#### [INSTRUCTION]
Return unchanged every line of the material below, from its first line up to and including the line that contains "calendar-cell: 4 Sunrise: 6:10".

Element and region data
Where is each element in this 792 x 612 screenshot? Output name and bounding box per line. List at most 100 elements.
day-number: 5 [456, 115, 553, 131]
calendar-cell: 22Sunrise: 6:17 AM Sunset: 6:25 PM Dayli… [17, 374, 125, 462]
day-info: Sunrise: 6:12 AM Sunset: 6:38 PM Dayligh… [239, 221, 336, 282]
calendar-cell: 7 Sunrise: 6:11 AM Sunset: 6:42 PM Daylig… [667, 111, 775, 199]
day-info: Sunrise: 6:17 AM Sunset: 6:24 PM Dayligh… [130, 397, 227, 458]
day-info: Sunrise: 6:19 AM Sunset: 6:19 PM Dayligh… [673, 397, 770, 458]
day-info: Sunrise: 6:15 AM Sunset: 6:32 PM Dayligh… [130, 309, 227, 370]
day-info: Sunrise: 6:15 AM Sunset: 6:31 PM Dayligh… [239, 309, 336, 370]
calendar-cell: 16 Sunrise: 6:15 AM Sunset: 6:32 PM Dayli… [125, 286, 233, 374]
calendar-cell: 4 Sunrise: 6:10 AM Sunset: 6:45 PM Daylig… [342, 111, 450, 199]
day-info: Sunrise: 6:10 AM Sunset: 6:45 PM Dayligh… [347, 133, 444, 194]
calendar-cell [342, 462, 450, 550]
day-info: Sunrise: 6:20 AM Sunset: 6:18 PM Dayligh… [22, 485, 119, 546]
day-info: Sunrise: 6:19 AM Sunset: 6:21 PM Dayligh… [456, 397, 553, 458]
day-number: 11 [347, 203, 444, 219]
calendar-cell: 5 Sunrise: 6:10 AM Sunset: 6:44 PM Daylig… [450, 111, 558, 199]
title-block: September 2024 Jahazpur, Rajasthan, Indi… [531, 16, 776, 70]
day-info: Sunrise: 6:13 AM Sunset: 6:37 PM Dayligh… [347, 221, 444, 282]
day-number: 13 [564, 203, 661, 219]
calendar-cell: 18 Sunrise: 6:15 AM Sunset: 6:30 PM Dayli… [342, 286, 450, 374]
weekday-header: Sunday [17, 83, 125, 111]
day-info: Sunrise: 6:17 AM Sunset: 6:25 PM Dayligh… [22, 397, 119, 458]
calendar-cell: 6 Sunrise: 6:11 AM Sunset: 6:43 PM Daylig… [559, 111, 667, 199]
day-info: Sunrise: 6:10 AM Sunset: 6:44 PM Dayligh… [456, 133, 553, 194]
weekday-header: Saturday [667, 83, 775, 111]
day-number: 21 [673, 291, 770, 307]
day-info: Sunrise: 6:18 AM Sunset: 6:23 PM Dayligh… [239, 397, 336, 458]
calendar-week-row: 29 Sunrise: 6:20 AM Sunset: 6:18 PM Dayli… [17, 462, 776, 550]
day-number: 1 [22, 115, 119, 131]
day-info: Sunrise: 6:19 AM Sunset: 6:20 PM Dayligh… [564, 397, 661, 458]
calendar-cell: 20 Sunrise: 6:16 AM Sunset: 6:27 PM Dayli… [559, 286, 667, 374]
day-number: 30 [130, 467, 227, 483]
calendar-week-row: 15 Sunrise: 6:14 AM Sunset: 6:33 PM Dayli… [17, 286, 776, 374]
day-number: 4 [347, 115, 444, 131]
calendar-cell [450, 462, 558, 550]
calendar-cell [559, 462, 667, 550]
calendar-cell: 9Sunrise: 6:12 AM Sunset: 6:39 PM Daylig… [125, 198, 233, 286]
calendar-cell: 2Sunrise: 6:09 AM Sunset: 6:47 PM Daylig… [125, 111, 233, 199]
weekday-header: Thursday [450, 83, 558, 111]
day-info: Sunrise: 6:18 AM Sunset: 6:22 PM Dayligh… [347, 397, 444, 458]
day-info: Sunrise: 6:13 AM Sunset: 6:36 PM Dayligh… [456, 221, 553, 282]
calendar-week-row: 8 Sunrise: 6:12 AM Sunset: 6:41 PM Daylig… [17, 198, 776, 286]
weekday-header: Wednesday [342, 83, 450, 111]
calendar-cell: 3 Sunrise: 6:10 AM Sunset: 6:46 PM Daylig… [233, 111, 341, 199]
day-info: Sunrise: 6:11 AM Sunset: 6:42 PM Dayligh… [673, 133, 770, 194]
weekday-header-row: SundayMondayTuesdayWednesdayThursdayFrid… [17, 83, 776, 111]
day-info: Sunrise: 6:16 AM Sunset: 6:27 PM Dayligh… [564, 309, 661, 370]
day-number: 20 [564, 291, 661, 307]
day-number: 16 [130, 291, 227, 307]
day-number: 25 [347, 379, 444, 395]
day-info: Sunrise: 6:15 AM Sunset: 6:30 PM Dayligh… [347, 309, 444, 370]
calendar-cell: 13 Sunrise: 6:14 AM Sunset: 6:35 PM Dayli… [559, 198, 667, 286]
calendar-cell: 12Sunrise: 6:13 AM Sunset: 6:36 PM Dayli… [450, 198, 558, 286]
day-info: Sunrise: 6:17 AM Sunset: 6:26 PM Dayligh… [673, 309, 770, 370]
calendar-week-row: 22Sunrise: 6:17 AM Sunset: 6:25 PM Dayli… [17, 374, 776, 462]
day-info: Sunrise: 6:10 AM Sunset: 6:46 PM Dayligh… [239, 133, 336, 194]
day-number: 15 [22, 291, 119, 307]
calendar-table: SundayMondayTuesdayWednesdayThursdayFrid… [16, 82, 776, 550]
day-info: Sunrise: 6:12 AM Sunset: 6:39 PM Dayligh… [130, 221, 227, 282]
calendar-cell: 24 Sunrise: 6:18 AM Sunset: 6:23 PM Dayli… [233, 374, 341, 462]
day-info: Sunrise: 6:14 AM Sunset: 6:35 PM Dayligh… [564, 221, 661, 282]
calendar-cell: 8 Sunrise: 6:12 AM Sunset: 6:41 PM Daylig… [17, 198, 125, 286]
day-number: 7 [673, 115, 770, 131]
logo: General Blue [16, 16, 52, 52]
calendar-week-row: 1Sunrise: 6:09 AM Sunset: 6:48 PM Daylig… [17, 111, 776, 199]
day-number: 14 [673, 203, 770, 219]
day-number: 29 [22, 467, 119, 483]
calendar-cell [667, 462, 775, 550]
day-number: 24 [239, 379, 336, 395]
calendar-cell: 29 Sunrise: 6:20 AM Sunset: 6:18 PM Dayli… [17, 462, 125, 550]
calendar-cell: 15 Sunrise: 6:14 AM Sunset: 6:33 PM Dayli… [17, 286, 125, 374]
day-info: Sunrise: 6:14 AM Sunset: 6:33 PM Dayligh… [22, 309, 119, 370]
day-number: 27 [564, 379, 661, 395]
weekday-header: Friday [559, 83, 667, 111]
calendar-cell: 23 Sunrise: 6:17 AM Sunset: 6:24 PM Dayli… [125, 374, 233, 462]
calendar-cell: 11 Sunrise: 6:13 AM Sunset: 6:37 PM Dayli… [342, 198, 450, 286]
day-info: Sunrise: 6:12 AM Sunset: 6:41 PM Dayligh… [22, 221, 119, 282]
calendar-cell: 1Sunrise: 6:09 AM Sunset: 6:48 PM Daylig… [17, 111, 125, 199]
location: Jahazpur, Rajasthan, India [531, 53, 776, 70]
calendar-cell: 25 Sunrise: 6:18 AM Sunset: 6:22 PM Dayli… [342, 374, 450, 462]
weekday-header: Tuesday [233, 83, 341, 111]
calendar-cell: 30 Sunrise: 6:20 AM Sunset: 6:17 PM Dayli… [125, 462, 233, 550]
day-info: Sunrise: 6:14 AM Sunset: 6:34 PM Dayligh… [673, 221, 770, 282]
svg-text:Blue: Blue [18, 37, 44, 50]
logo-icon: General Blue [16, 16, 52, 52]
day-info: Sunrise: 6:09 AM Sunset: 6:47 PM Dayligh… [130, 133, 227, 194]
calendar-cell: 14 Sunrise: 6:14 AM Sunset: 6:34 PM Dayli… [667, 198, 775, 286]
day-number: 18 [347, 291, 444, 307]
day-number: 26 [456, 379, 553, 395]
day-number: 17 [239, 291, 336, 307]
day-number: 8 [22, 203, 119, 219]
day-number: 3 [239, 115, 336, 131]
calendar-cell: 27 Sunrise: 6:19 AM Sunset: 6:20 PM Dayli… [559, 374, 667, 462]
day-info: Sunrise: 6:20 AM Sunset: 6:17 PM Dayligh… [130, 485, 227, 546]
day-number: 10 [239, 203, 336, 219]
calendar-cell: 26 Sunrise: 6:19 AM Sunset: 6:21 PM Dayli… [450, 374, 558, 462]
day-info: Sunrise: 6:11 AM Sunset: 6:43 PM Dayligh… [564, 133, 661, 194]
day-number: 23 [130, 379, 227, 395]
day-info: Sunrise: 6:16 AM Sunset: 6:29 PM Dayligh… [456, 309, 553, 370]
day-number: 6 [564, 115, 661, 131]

#### [RESPONSE TO THIS TASK]
Where is each element in this 792 x 612 screenshot? Output name and bounding box per line. List at most 100 elements.
day-number: 5 [456, 115, 553, 131]
calendar-cell: 22Sunrise: 6:17 AM Sunset: 6:25 PM Dayli… [17, 374, 125, 462]
day-info: Sunrise: 6:12 AM Sunset: 6:38 PM Dayligh… [239, 221, 336, 282]
calendar-cell: 7 Sunrise: 6:11 AM Sunset: 6:42 PM Daylig… [667, 111, 775, 199]
day-info: Sunrise: 6:17 AM Sunset: 6:24 PM Dayligh… [130, 397, 227, 458]
day-info: Sunrise: 6:19 AM Sunset: 6:19 PM Dayligh… [673, 397, 770, 458]
day-info: Sunrise: 6:15 AM Sunset: 6:32 PM Dayligh… [130, 309, 227, 370]
day-info: Sunrise: 6:15 AM Sunset: 6:31 PM Dayligh… [239, 309, 336, 370]
calendar-cell: 16 Sunrise: 6:15 AM Sunset: 6:32 PM Dayli… [125, 286, 233, 374]
calendar-cell: 4 Sunrise: 6:10 AM Sunset: 6:45 PM Daylig… [342, 111, 450, 199]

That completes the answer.